* _What the exercise asks_
Quote, without change, all of the lines that follow.
++++ Stored rows ++++
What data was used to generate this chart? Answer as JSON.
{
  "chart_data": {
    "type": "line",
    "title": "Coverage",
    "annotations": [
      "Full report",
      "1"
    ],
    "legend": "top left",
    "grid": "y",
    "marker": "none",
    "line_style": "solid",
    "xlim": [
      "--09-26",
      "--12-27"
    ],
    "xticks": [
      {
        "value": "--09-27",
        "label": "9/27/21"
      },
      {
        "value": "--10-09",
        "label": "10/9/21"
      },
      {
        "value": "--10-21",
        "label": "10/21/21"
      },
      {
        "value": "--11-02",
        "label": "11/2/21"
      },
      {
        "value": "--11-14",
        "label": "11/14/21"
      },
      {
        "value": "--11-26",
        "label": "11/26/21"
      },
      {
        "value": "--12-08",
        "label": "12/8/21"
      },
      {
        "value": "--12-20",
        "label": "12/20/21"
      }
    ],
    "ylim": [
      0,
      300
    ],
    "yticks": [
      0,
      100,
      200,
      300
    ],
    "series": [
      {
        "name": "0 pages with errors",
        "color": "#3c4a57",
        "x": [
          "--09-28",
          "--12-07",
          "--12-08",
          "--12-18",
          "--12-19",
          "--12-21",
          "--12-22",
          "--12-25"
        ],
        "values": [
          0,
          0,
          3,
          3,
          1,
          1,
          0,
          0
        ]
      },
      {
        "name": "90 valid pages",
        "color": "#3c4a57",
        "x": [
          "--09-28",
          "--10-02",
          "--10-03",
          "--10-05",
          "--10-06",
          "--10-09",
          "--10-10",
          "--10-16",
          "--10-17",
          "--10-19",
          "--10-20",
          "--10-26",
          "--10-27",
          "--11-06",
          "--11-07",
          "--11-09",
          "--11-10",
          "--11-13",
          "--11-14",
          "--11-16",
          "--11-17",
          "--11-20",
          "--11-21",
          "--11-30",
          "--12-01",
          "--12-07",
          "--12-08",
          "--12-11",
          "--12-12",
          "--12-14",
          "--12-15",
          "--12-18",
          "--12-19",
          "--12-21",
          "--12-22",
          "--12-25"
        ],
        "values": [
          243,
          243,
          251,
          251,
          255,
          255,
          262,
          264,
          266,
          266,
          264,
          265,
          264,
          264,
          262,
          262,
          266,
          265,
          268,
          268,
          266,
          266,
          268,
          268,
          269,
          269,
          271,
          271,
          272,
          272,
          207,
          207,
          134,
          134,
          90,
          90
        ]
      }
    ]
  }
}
++++
* _Completed exercise_
What data was used to generate this chart? Answer as JSON.
{
  "chart_data": {
    "type": "line",
    "title": "Coverage",
    "annotations": [
      "Full report",
      "1"
    ],
    "legend": "top left",
    "grid": "y",
    "marker": "none",
    "line_style": "solid",
    "xlim": [
      "--09-26",
      "--12-27"
    ],
    "xticks": [
      {
        "value": "--09-27",
        "label": "9/27/21"
      },
      {
        "value": "--10-09",
        "label": "10/9/21"
      },
      {
        "value": "--10-21",
        "label": "10/21/21"
      },
      {
        "value": "--11-02",
        "label": "11/2/21"
      },
      {
        "value": "--11-14",
        "label": "11/14/21"
      },
      {
        "value": "--11-26",
        "label": "11/26/21"
      },
      {
        "value": "--12-08",
        "label": "12/8/21"
      },
      {
        "value": "--12-20",
        "label": "12/20/21"
      }
    ],
    "ylim": [
      0,
      300
    ],
    "yticks": [
      0,
      100,
      200,
      300
    ],
    "series": [
      {
        "name": "0 pages with errors",
        "color": "#3c4a57",
        "x": [
          "--09-28",
          "--12-07",
          "--12-08",
          "--12-18",
          "--12-19",
          "--12-21",
          "--12-22",
          "--12-25"
        ],
        "values": [
          0,
          0,
          3,
          3,
          1,
          1,
          0,
          0
        ]
      },
      {
        "name": "90 valid pages",
        "color": "#3c4a57",
        "x": [
          "--09-28",
          "--10-02",
          "--10-03",
          "--10-05",
          "--10-06",
          "--10-09",
          "--10-10",
          "--10-16",
          "--10-17",
          "--10-19",
          "--10-20",
          "--10-26",
          "--10-27",
          "--11-06",
          "--11-07",
          "--11-09",
          "--11-10",
          "--11-13",
          "--11-14",
          "--11-16",
          "--11-17",
          "--11-20",
          "--11-21",
          "--11-30",
          "--12-01",
          "--12-07",
          "--12-08",
          "--12-11",
          "--12-12",
          "--12-14",
          "--12-15",
          "--12-18",
          "--12-19",
          "--12-21",
          "--12-22",
          "--12-25"
        ],
        "values": [
          243,
          243,
          251,
          251,
          255,
          255,
          262,
          264,
          266,
          266,
          264,
          265,
          264,
          264,
          262,
          262,
          266,
          265,
          268,
          268,
          266,
          266,
          268,
          268,
          269,
          269,
          271,
          271,
          272,
          272,
          207,
          207,
          134,
          134,
          90,
          90
        ]
      }
    ]
  }
}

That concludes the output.